Extracted data entries:
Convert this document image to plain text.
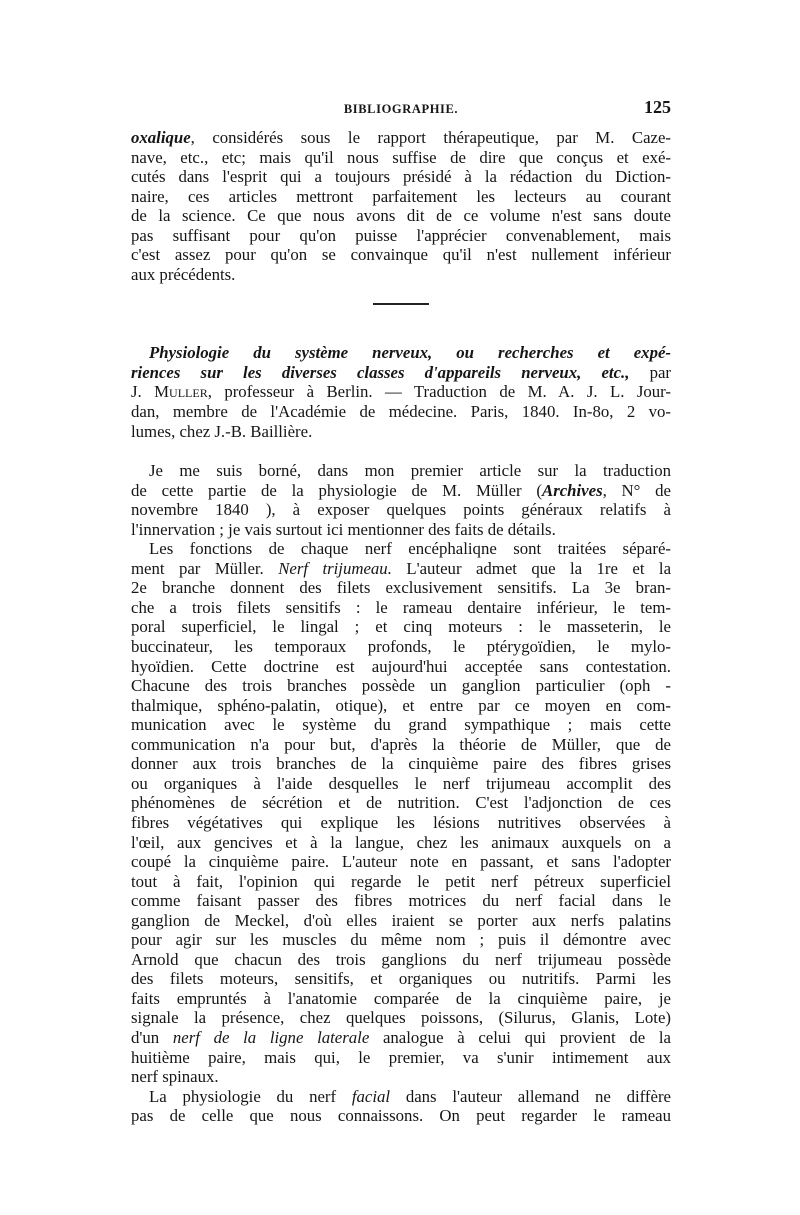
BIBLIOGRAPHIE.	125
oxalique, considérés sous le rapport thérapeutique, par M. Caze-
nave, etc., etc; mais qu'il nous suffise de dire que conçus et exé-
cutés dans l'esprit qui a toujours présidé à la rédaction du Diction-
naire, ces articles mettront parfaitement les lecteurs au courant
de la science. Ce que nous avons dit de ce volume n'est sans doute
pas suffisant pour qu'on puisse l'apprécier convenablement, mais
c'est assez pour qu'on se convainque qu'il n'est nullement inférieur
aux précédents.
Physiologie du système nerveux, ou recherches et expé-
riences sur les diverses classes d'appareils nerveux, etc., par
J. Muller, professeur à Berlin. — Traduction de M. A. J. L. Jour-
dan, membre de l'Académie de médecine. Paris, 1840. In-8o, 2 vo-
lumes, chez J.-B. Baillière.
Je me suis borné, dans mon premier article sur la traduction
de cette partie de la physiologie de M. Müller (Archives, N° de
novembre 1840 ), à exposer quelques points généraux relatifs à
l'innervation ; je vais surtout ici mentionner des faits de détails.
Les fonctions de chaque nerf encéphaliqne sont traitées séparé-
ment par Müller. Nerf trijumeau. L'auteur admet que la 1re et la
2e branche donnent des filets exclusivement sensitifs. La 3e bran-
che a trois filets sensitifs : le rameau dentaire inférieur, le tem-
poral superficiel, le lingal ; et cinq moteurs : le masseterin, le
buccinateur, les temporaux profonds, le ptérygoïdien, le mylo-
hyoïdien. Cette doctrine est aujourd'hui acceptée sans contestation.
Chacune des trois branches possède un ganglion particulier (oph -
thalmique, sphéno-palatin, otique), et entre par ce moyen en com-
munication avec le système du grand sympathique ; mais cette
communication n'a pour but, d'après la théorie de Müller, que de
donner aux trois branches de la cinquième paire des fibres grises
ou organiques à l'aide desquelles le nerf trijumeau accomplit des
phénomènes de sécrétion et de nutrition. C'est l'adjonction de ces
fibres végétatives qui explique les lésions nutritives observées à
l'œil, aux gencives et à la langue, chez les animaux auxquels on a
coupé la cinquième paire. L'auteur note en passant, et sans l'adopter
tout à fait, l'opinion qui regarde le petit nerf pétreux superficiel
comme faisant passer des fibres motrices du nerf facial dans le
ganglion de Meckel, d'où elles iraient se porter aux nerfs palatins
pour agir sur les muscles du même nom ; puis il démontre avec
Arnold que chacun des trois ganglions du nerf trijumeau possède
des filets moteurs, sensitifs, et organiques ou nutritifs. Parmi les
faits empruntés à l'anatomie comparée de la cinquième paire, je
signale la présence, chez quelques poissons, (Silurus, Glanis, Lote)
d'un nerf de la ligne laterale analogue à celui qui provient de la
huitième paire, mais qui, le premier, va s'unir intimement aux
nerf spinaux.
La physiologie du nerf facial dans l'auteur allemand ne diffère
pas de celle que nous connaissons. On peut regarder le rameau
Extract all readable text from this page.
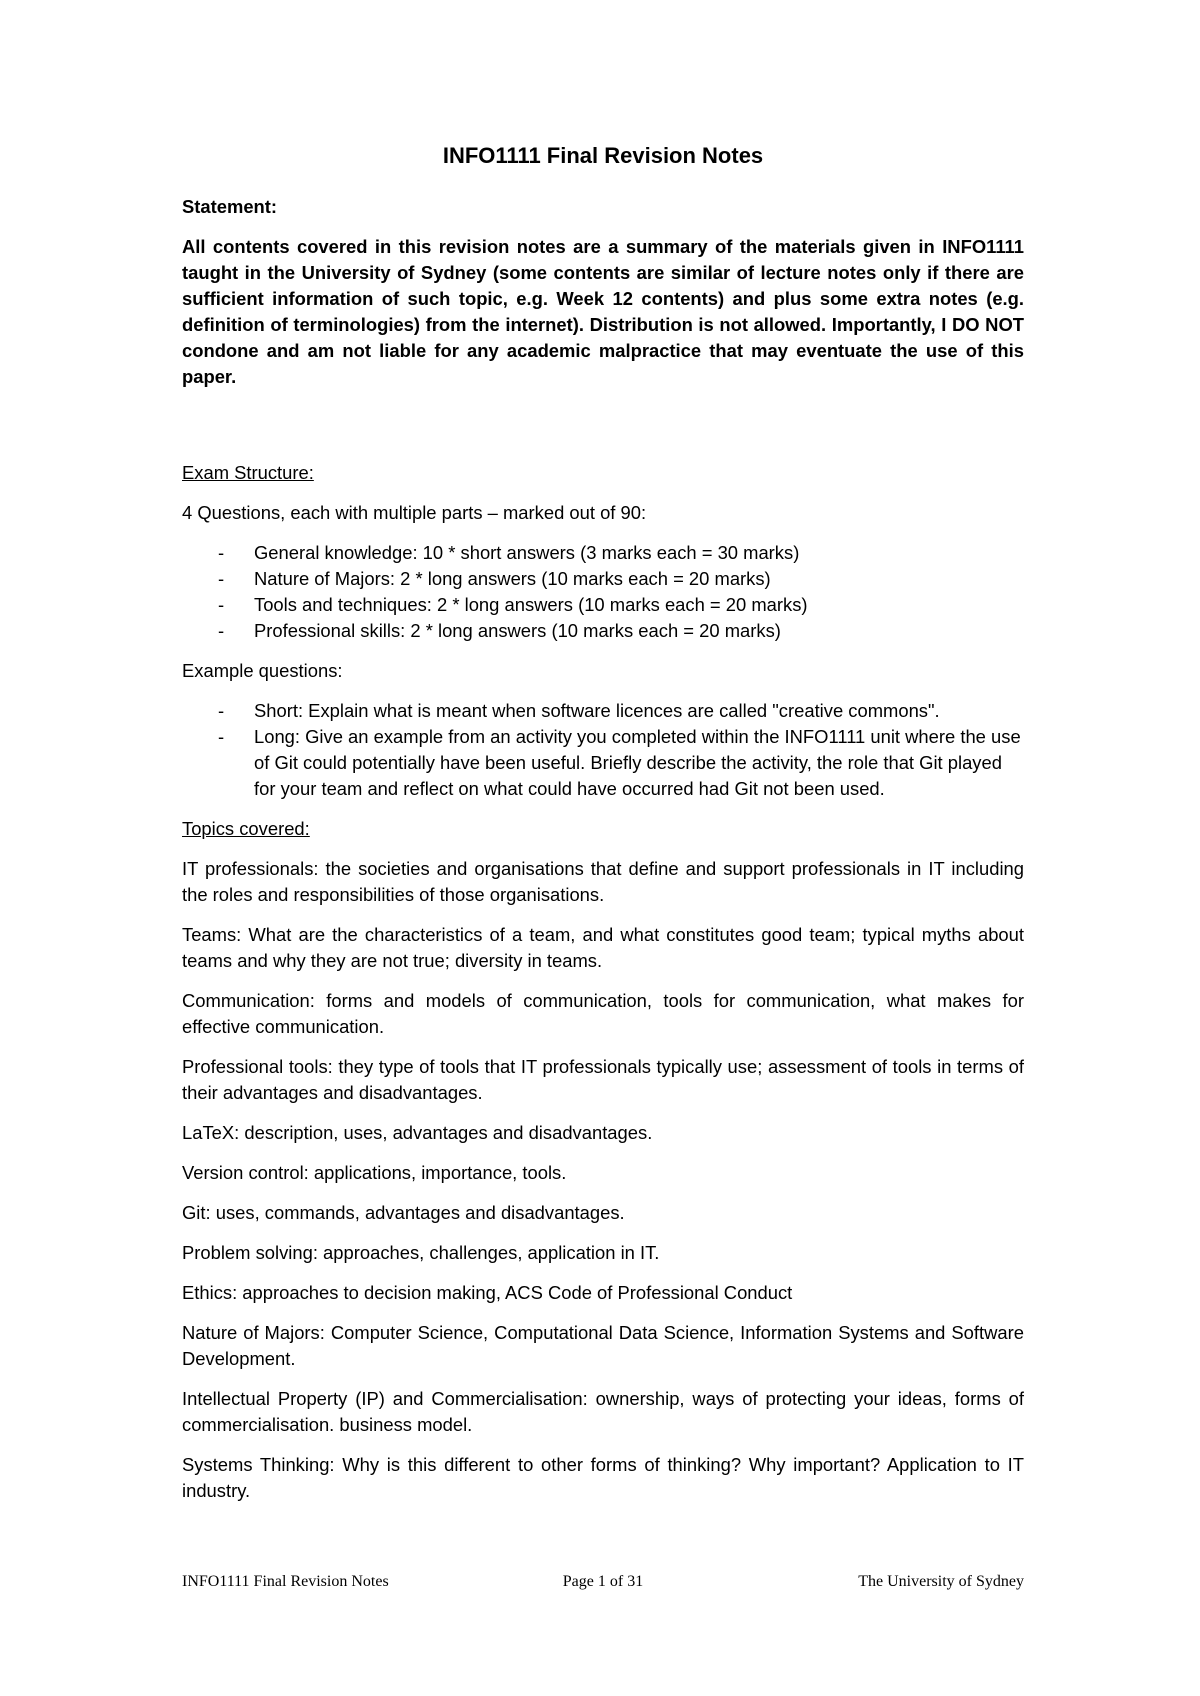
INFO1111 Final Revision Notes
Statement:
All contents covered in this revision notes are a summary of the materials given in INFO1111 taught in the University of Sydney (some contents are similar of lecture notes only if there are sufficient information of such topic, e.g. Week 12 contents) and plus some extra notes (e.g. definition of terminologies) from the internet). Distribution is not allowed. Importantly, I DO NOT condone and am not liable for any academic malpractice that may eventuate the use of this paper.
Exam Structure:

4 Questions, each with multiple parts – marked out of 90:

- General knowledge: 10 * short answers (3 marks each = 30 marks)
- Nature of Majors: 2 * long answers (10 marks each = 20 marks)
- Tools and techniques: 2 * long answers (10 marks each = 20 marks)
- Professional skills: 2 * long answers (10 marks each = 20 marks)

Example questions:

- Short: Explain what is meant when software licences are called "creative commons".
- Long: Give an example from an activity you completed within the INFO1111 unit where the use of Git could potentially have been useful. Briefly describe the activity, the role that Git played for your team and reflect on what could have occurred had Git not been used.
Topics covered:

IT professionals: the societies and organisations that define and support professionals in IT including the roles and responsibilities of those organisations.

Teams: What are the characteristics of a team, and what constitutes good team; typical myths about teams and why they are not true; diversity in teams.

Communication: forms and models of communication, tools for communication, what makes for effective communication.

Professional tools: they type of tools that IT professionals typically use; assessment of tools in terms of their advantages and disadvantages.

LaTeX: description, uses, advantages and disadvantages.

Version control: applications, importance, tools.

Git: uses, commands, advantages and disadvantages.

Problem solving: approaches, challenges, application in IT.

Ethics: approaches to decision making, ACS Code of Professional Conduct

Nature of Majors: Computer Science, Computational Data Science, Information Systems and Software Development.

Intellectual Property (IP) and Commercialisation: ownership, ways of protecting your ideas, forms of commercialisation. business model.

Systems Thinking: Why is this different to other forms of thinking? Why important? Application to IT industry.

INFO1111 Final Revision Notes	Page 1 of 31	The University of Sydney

What is expected: Pictures are to be left out; all else in the entries above is to be quoted exactly.

Output for this task:
Convert this document image to plain text.
BIBLIOGRAPHIE.	125
oxalique, considérés sous le rapport thérapeutique, par M. Caze-
nave, etc., etc; mais qu'il nous suffise de dire que conçus et exé-
cutés dans l'esprit qui a toujours présidé à la rédaction du Diction-
naire, ces articles mettront parfaitement les lecteurs au courant
de la science. Ce que nous avons dit de ce volume n'est sans doute
pas suffisant pour qu'on puisse l'apprécier convenablement, mais
c'est assez pour qu'on se convainque qu'il n'est nullement inférieur
aux précédents.
Physiologie du système nerveux, ou recherches et expé-
riences sur les diverses classes d'appareils nerveux, etc., par
J. Muller, professeur à Berlin. — Traduction de M. A. J. L. Jour-
dan, membre de l'Académie de médecine. Paris, 1840. In-8o, 2 vo-
lumes, chez J.-B. Baillière.
Je me suis borné, dans mon premier article sur la traduction
de cette partie de la physiologie de M. Müller (Archives, N° de
novembre 1840 ), à exposer quelques points généraux relatifs à
l'innervation ; je vais surtout ici mentionner des faits de détails.
Les fonctions de chaque nerf encéphaliqne sont traitées séparé-
ment par Müller. Nerf trijumeau. L'auteur admet que la 1re et la
2e branche donnent des filets exclusivement sensitifs. La 3e bran-
che a trois filets sensitifs : le rameau dentaire inférieur, le tem-
poral superficiel, le lingal ; et cinq moteurs : le masseterin, le
buccinateur, les temporaux profonds, le ptérygoïdien, le mylo-
hyoïdien. Cette doctrine est aujourd'hui acceptée sans contestation.
Chacune des trois branches possède un ganglion particulier (oph -
thalmique, sphéno-palatin, otique), et entre par ce moyen en com-
munication avec le système du grand sympathique ; mais cette
communication n'a pour but, d'après la théorie de Müller, que de
donner aux trois branches de la cinquième paire des fibres grises
ou organiques à l'aide desquelles le nerf trijumeau accomplit des
phénomènes de sécrétion et de nutrition. C'est l'adjonction de ces
fibres végétatives qui explique les lésions nutritives observées à
l'œil, aux gencives et à la langue, chez les animaux auxquels on a
coupé la cinquième paire. L'auteur note en passant, et sans l'adopter
tout à fait, l'opinion qui regarde le petit nerf pétreux superficiel
comme faisant passer des fibres motrices du nerf facial dans le
ganglion de Meckel, d'où elles iraient se porter aux nerfs palatins
pour agir sur les muscles du même nom ; puis il démontre avec
Arnold que chacun des trois ganglions du nerf trijumeau possède
des filets moteurs, sensitifs, et organiques ou nutritifs. Parmi les
faits empruntés à l'anatomie comparée de la cinquième paire, je
signale la présence, chez quelques poissons, (Silurus, Glanis, Lote)
d'un nerf de la ligne laterale analogue à celui qui provient de la
huitième paire, mais qui, le premier, va s'unir intimement aux
nerf spinaux.
La physiologie du nerf facial dans l'auteur allemand ne diffère
pas de celle que nous connaissons. On peut regarder le rameau
Extract all readable text from this page.
INFO1111 Final Revision Notes
Statement:
All contents covered in this revision notes are a summary of the materials given in INFO1111 taught in the University of Sydney (some contents are similar of lecture notes only if there are sufficient information of such topic, e.g. Week 12 contents) and plus some extra notes (e.g. definition of terminologies) from the internet). Distribution is not allowed. Importantly, I DO NOT condone and am not liable for any academic malpractice that may eventuate the use of this paper.
Exam Structure:

4 Questions, each with multiple parts – marked out of 90:

- General knowledge: 10 * short answers (3 marks each = 30 marks)
- Nature of Majors: 2 * long answers (10 marks each = 20 marks)
- Tools and techniques: 2 * long answers (10 marks each = 20 marks)
- Professional skills: 2 * long answers (10 marks each = 20 marks)

Example questions:

- Short: Explain what is meant when software licences are called "creative commons".
- Long: Give an example from an activity you completed within the INFO1111 unit where the use of Git could potentially have been useful. Briefly describe the activity, the role that Git played for your team and reflect on what could have occurred had Git not been used.
Topics covered:

IT professionals: the societies and organisations that define and support professionals in IT including the roles and responsibilities of those organisations.

Teams: What are the characteristics of a team, and what constitutes good team; typical myths about teams and why they are not true; diversity in teams.

Communication: forms and models of communication, tools for communication, what makes for effective communication.

Professional tools: they type of tools that IT professionals typically use; assessment of tools in terms of their advantages and disadvantages.

LaTeX: description, uses, advantages and disadvantages.

Version control: applications, importance, tools.

Git: uses, commands, advantages and disadvantages.

Problem solving: approaches, challenges, application in IT.

Ethics: approaches to decision making, ACS Code of Professional Conduct

Nature of Majors: Computer Science, Computational Data Science, Information Systems and Software Development.

Intellectual Property (IP) and Commercialisation: ownership, ways of protecting your ideas, forms of commercialisation. business model.

Systems Thinking: Why is this different to other forms of thinking? Why important? Application to IT industry.

INFO1111 Final Revision Notes	Page 1 of 31	The University of Sydney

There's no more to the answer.